**WHAT IS EXPECTED:** From the data that follows, copy every line holding the string "pontos".

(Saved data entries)

--------------------------------

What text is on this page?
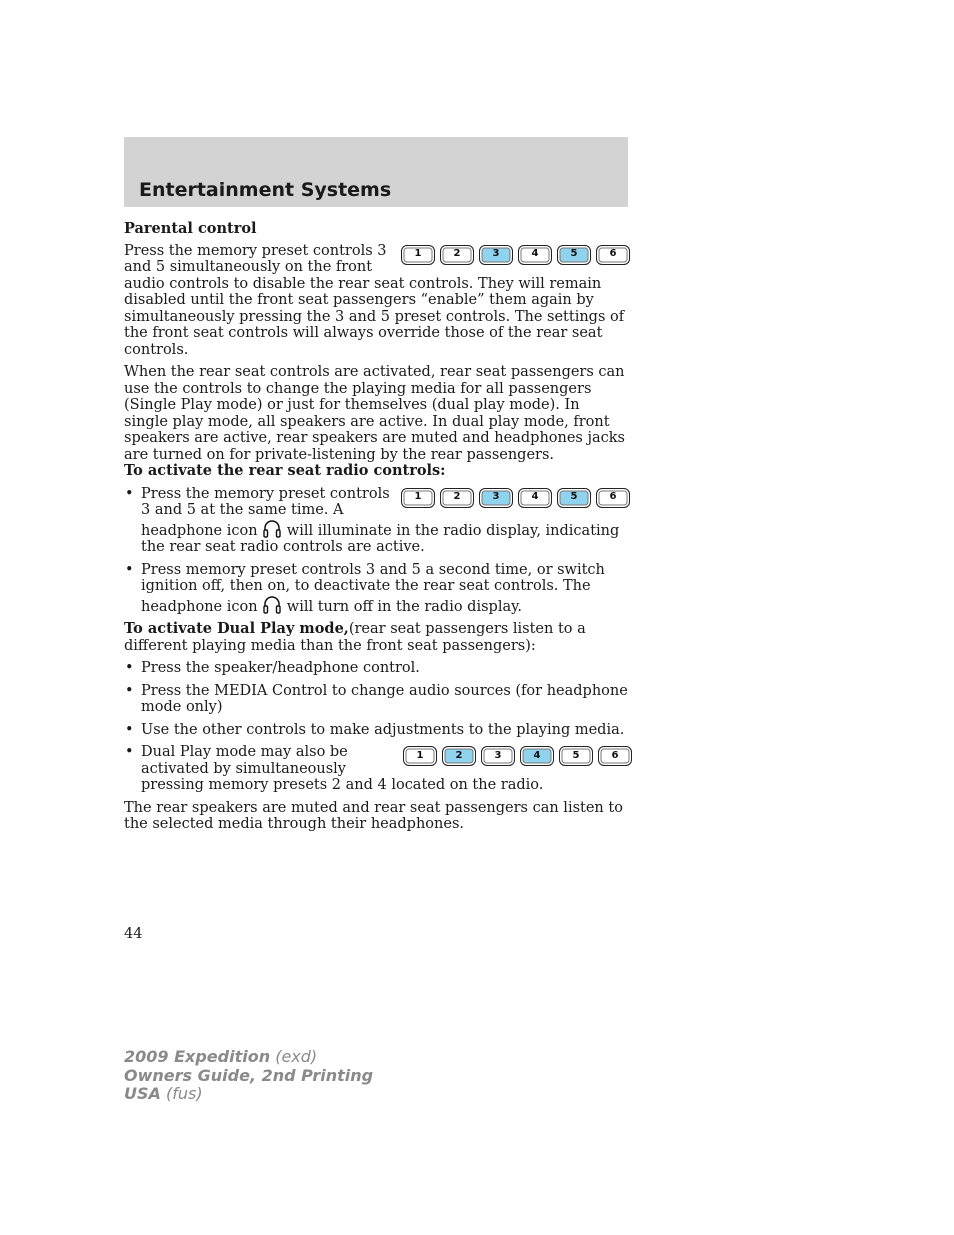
Entertainment Systems

Parental control

1	2	3	4	5	6

Press the memory preset controls 3 and 5 simultaneously on the front audio controls to disable the rear seat controls. They will remain disabled until the front seat passengers “enable” them again by simultaneously pressing the 3 and 5 preset controls. The settings of the front seat controls will always override those of the rear seat controls.

When the rear seat controls are activated, rear seat passengers can use the controls to change the playing media for all passengers (Single Play mode) or just for themselves (dual play mode). In single play mode, all speakers are active. In dual play mode, front speakers are active, rear speakers are muted and headphones jacks are turned on for private-listening by the rear passengers.

To activate the rear seat radio controls:

•	1	2	3	4	5	6
Press the memory preset controls 3 and 5 at the same time. A headphone icon will illuminate in the radio display, indicating the rear seat radio controls are active.
• Press memory preset controls 3 and 5 a second time, or switch ignition off, then on, to deactivate the rear seat controls. The headphone icon will turn off in the radio display.

To activate Dual Play mode,(rear seat passengers listen to a different playing media than the front seat passengers):

• Press the speaker/headphone control.
• Press the MEDIA Control to change audio sources (for headphone mode only)
• Use the other controls to make adjustments to the playing media.
•	1	2	3	4	5	6
Dual Play mode may also be activated by simultaneously pressing memory presets 2 and 4 located on the radio.

The rear speakers are muted and rear seat passengers can listen to the selected media through their headphones.

44
2009 Expedition (exd)
Owners Guide, 2nd Printing
USA (fus)
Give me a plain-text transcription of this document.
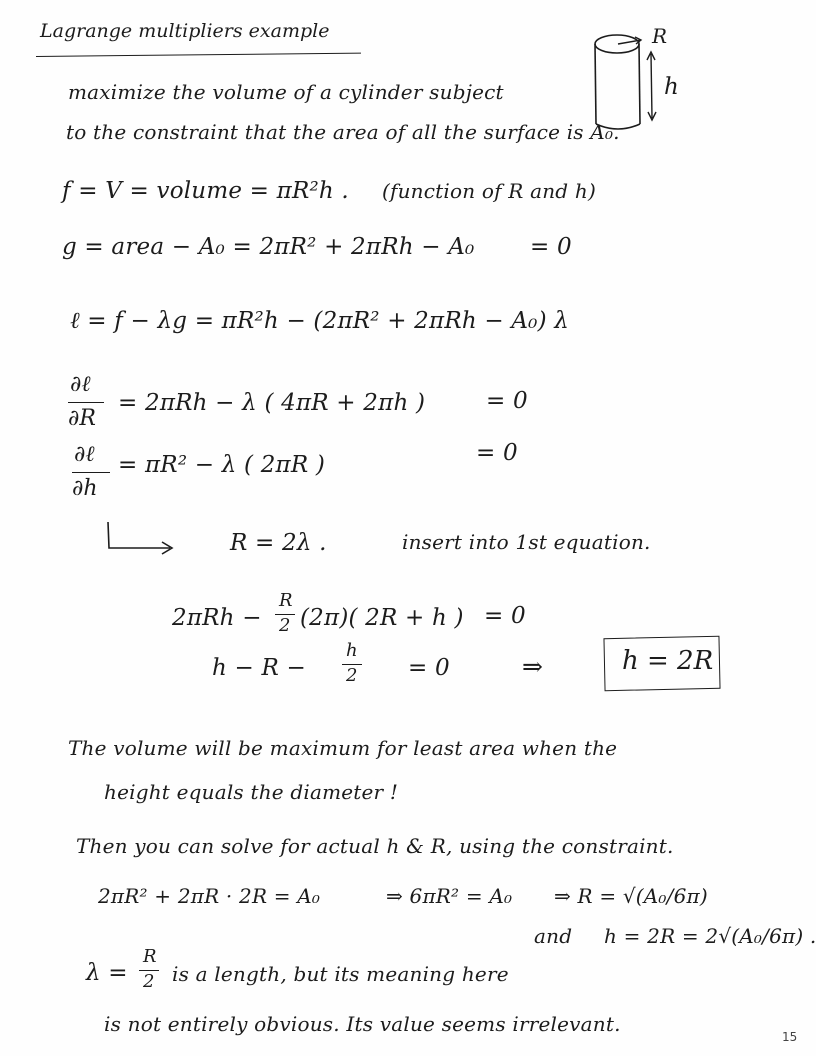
Lagrange multipliers example	R
h
maximize the volume of a cylinder subject
to the constraint that the area of all the surface is A₀.
f = V = volume = πR²h . (function of R and h)
g = area − A₀ = 2πR² + 2πRh − A₀ = 0
ℓ = f − λg = πR²h − (2πR² + 2πRh − A₀) λ
∂ℓ
∂R
= 2πRh − λ ( 4πR + 2πh )	= 0
∂ℓ
∂h
= πR² − λ ( 2πR )	= 0
R = 2λ .	insert into 1st equation.
2πRh −
R
2 (2π)( 2R + h ) = 0
h − R −
h
2 = 0	⇒	h = 2R
The volume will be maximum for least area when the
height equals the diameter !
Then you can solve for actual h & R, using the constraint.
2πR² + 2πR · 2R = A₀	⇒ 6πR² = A₀ ⇒ R = √(A₀/6π)
and h = 2R = 2√(A₀/6π) .
λ =
R
2 is a length, but its meaning here
is not entirely obvious. Its value seems irrelevant.
15
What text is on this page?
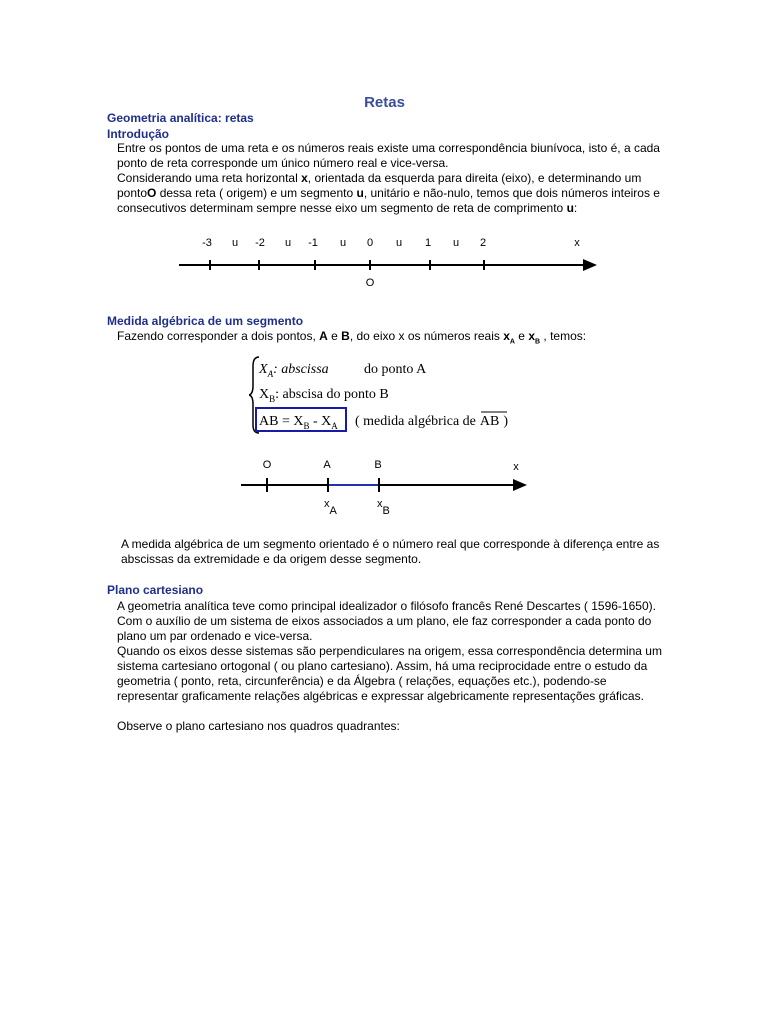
Retas
Geometria analítica: retas
Introdução
Entre os pontos de uma reta e os números reais existe uma correspondência biunívoca, isto é, a cada ponto de reta corresponde um único número real e vice-versa.
Considerando uma reta horizontal x, orientada da esquerda para direita (eixo), e determinando um pontoO dessa reta ( origem) e um segmento u, unitário e não-nulo, temos que dois números inteiros e consecutivos determinam sempre nesse eixo um segmento de reta de comprimento u:
-3 u -2 u -1 u 0 u 1 u 2	x
O
Medida algébrica de um segmento
Fazendo corresponder a dois pontos, A e B, do eixo x os números reais $x_A$ e $x_B$ , temos:
$X_A$: abscissa	do ponto A
$X_B$: abscisa do ponto B
AB = $X_B - X_A$ ( medida algébrica de AB )
O	A	B	x
xA
xB
A medida algébrica de um segmento orientado é o número real que corresponde à diferença entre as abscissas da extremidade e da origem desse segmento.
Plano cartesiano
A geometria analítica teve como principal idealizador o filósofo francês René Descartes ( 1596-1650). Com o auxílio de um sistema de eixos associados a um plano, ele faz corresponder a cada ponto do plano um par ordenado e vice-versa.
Quando os eixos desse sistemas são perpendiculares na origem, essa correspondência determina um sistema cartesiano ortogonal ( ou plano cartesiano). Assim, há uma reciprocidade entre o estudo da geometria ( ponto, reta, circunferência) e da Álgebra ( relações, equações etc.), podendo-se representar graficamente relações algébricas e expressar algebricamente representações gráficas.
Observe o plano cartesiano nos quadros quadrantes:
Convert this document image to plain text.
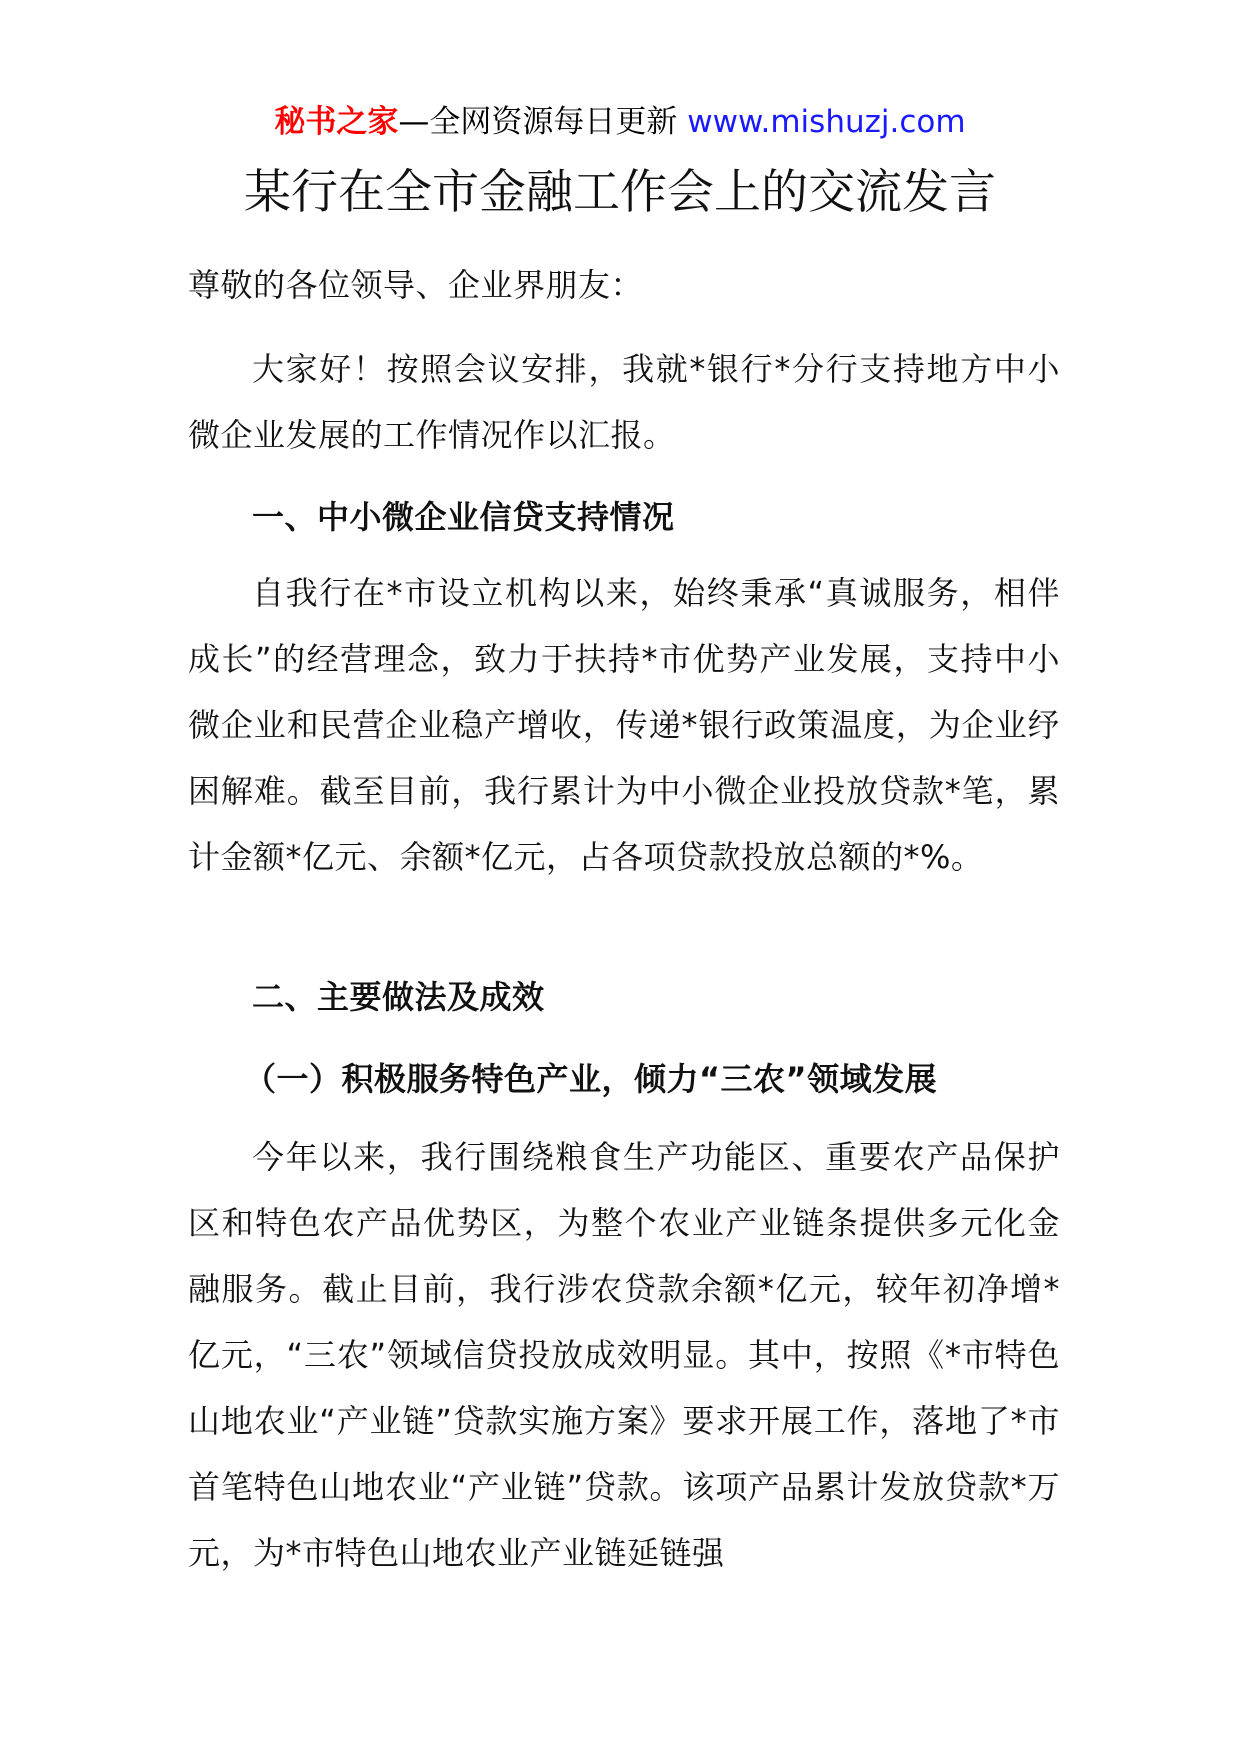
秘书之家—全网资源每日更新 www.mishuzj.com
某行在全市金融工作会上的交流发言

尊敬的各位领导、企业界朋友：

大家好！按照会议安排，我就*银行*分行支持地方中小微企业发展的工作情况作以汇报。

一、中小微企业信贷支持情况

自我行在*市设立机构以来，始终秉承“真诚服务，相伴成长”的经营理念，致力于扶持*市优势产业发展，支持中小微企业和民营企业稳产增收，传递*银行政策温度，为企业纾困解难。截至目前，我行累计为中小微企业投放贷款*笔，累计金额*亿元、余额*亿元，占各项贷款投放总额的*%。

二、主要做法及成效

（一）积极服务特色产业，倾力“三农”领域发展

今年以来，我行围绕粮食生产功能区、重要农产品保护区和特色农产品优势区，为整个农业产业链条提供多元化金融服务。截止目前，我行涉农贷款余额*亿元，较年初净增*亿元，“三农”领域信贷投放成效明显。其中，按照《*市特色山地农业“产业链”贷款实施方案》要求开展工作，落地了*市首笔特色山地农业“产业链”贷款。该项产品累计发放贷款*万元，为*市特色山地农业产业链延链强
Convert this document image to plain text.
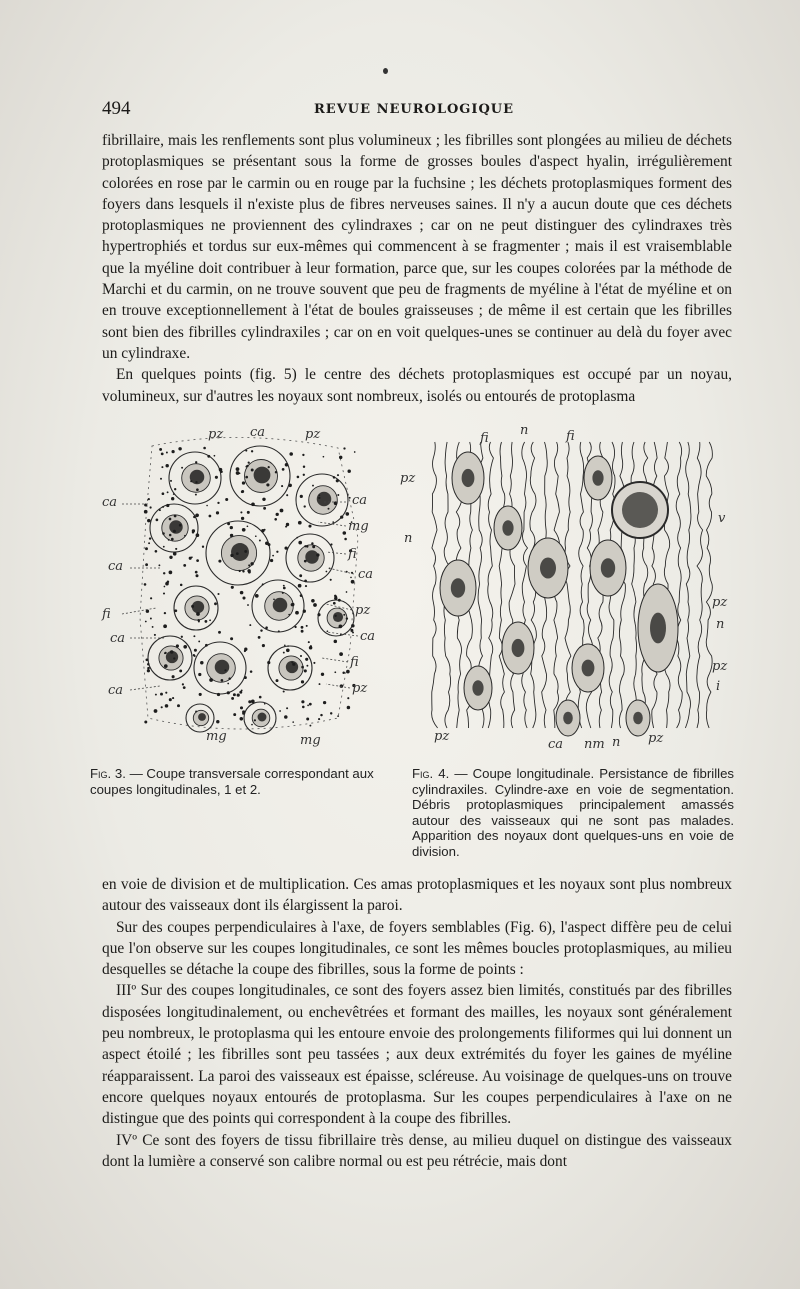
494	REVUE NEUROLOGIQUE

fibrillaire, mais les renflements sont plus volumineux ; les fibrilles sont plongées au milieu de déchets protoplasmiques se présentant sous la forme de grosses boules d'aspect hyalin, irrégulièrement colorées en rose par le carmin ou en rouge par la fuchsine ; les déchets protoplasmiques forment des foyers dans lesquels il n'existe plus de fibres nerveuses saines. Il n'y a aucun doute que ces déchets protoplasmiques ne proviennent des cylindraxes ; car on ne peut distinguer des cylindraxes très hypertrophiés et tordus sur eux-mêmes qui commencent à se fragmenter ; mais il est vraisemblable que la myéline doit contribuer à leur formation, parce que, sur les coupes colorées par la méthode de Marchi et du carmin, on ne trouve souvent que peu de fragments de myéline à l'état de myéline et on en trouve exceptionnellement à l'état de boules graisseuses ; de même il est certain que les fibrilles sont bien des fibrilles cylindraxiles ; car on en voit quelques-unes se continuer au delà du foyer avec un cylindraxe.

En quelques points (fig. 5) le centre des déchets protoplasmiques est occupé par un noyau, volumineux, sur d'autres les noyaux sont nombreux, isolés ou entourés de protoplasma

pz ca	pz
ca	ca
mg
ca
fi
ca
fi	pz
ca	ca
fi
ca	pz
mg	mg
fi
n	fi
pz
v
n
pz
n
pz
i
pz
ca nm n pz
Fig. 3. — Coupe transversale correspondant aux coupes longitudinales, 1 et 2.
Fig. 4. — Coupe longitudinale. Persistance de fibrilles cylindraxiles. Cylindre-axe en voie de segmentation. Débris protoplasmiques principalement amassés autour des vaisseaux qui ne sont pas malades. Apparition des noyaux dont quelques-uns en voie de division.

en voie de division et de multiplication. Ces amas protoplasmiques et les noyaux sont plus nombreux autour des vaisseaux dont ils élargissent la paroi.

Sur des coupes perpendiculaires à l'axe, de foyers semblables (Fig. 6), l'aspect diffère peu de celui que l'on observe sur les coupes longitudinales, ce sont les mêmes boucles protoplasmiques, au milieu desquelles se détache la coupe des fibrilles, sous la forme de points :

IIIº Sur des coupes longitudinales, ce sont des foyers assez bien limités, constitués par des fibrilles disposées longitudinalement, ou enchevêtrées et formant des mailles, les noyaux sont généralement peu nombreux, le protoplasma qui les entoure envoie des prolongements filiformes qui lui donnent un aspect étoilé ; les fibrilles sont peu tassées ; aux deux extrémités du foyer les gaines de myéline réapparaissent. La paroi des vaisseaux est épaisse, scléreuse. Au voisinage de quelques-uns on trouve encore quelques noyaux entourés de protoplasma. Sur les coupes perpendiculaires à l'axe on ne distingue que des points qui correspondent à la coupe des fibrilles.

IVº Ce sont des foyers de tissu fibrillaire très dense, au milieu duquel on distingue des vaisseaux dont la lumière a conservé son calibre normal ou est peu rétrécie, mais dont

--------------------------------

**COMPLETED EXERCISE:**
Entre os pontos de uma reta e os números reais existe uma correspondência biunívoca, isto é, a cada ponto de reta corresponde um único número real e vice-versa.
Fazendo corresponder a dois pontos, A e B, do eixo x os números reais $x_A$ e $x_B$ , temos:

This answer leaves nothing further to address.